- _WHAT THE TASK REQUIRES_
Output each entry verbatim and exclude every picture from it.

- _Dataset records_

--- START ---

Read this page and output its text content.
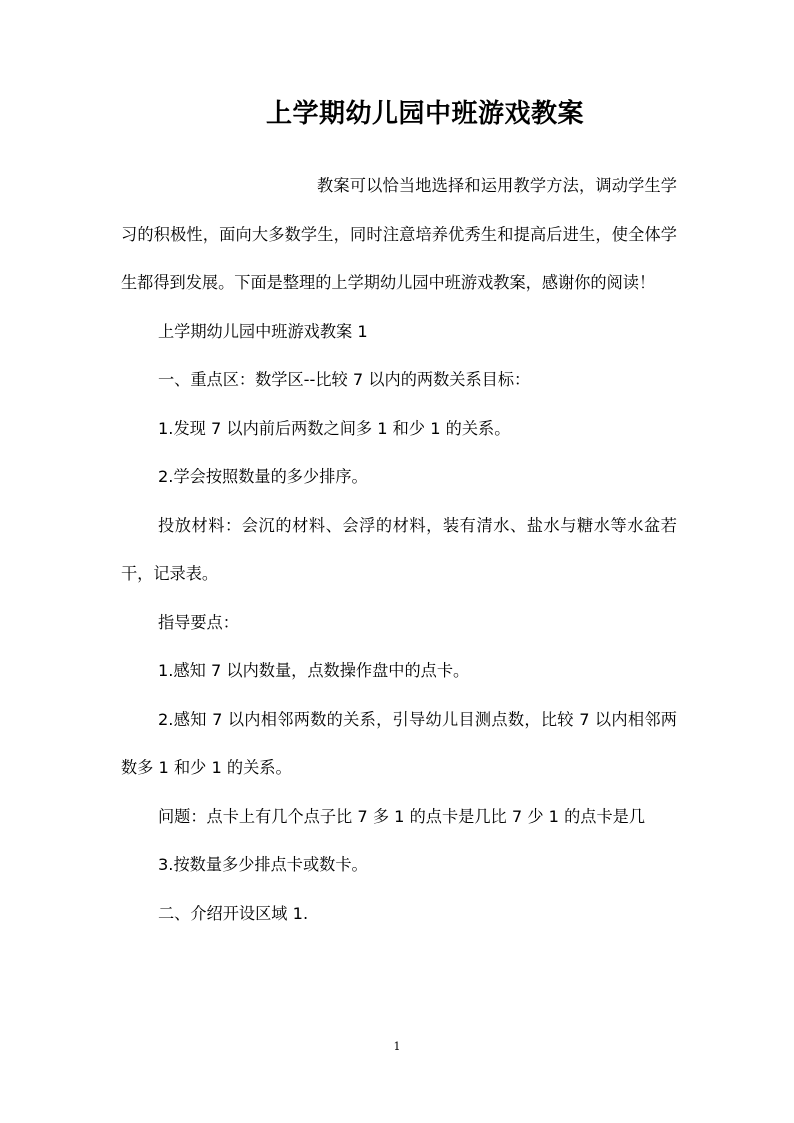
上学期幼儿园中班游戏教案

教案可以恰当地选择和运用教学方法，调动学生学习的积极性，面向大多数学生，同时注意培养优秀生和提高后进生，使全体学生都得到发展。下面是整理的上学期幼儿园中班游戏教案，感谢你的阅读！

上学期幼儿园中班游戏教案 1

一、重点区：数学区--比较 7 以内的两数关系目标：

1.发现 7 以内前后两数之间多 1 和少 1 的关系。

2.学会按照数量的多少排序。

投放材料：会沉的材料、会浮的材料，装有清水、盐水与糖水等水盆若干，记录表。

指导要点：

1.感知 7 以内数量，点数操作盘中的点卡。

2.感知 7 以内相邻两数的关系，引导幼儿目测点数，比较 7 以内相邻两数多 1 和少 1 的关系。

问题：点卡上有几个点子比 7 多 1 的点卡是几比 7 少 1 的点卡是几

3.按数量多少排点卡或数卡。

二、介绍开设区域 1.

1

--- END ---

- _TASK ANSWER_
Read this page and output its text content.
上学期幼儿园中班游戏教案

教案可以恰当地选择和运用教学方法，调动学生学习的积极性，面向大多数学生，同时注意培养优秀生和提高后进生，使全体学生都得到发展。下面是整理的上学期幼儿园中班游戏教案，感谢你的阅读！

上学期幼儿园中班游戏教案 1

一、重点区：数学区--比较 7 以内的两数关系目标：

1.发现 7 以内前后两数之间多 1 和少 1 的关系。

2.学会按照数量的多少排序。

投放材料：会沉的材料、会浮的材料，装有清水、盐水与糖水等水盆若干，记录表。

指导要点：

1.感知 7 以内数量，点数操作盘中的点卡。

2.感知 7 以内相邻两数的关系，引导幼儿目测点数，比较 7 以内相邻两数多 1 和少 1 的关系。

问题：点卡上有几个点子比 7 多 1 的点卡是几比 7 少 1 的点卡是几

3.按数量多少排点卡或数卡。

二、介绍开设区域 1.

1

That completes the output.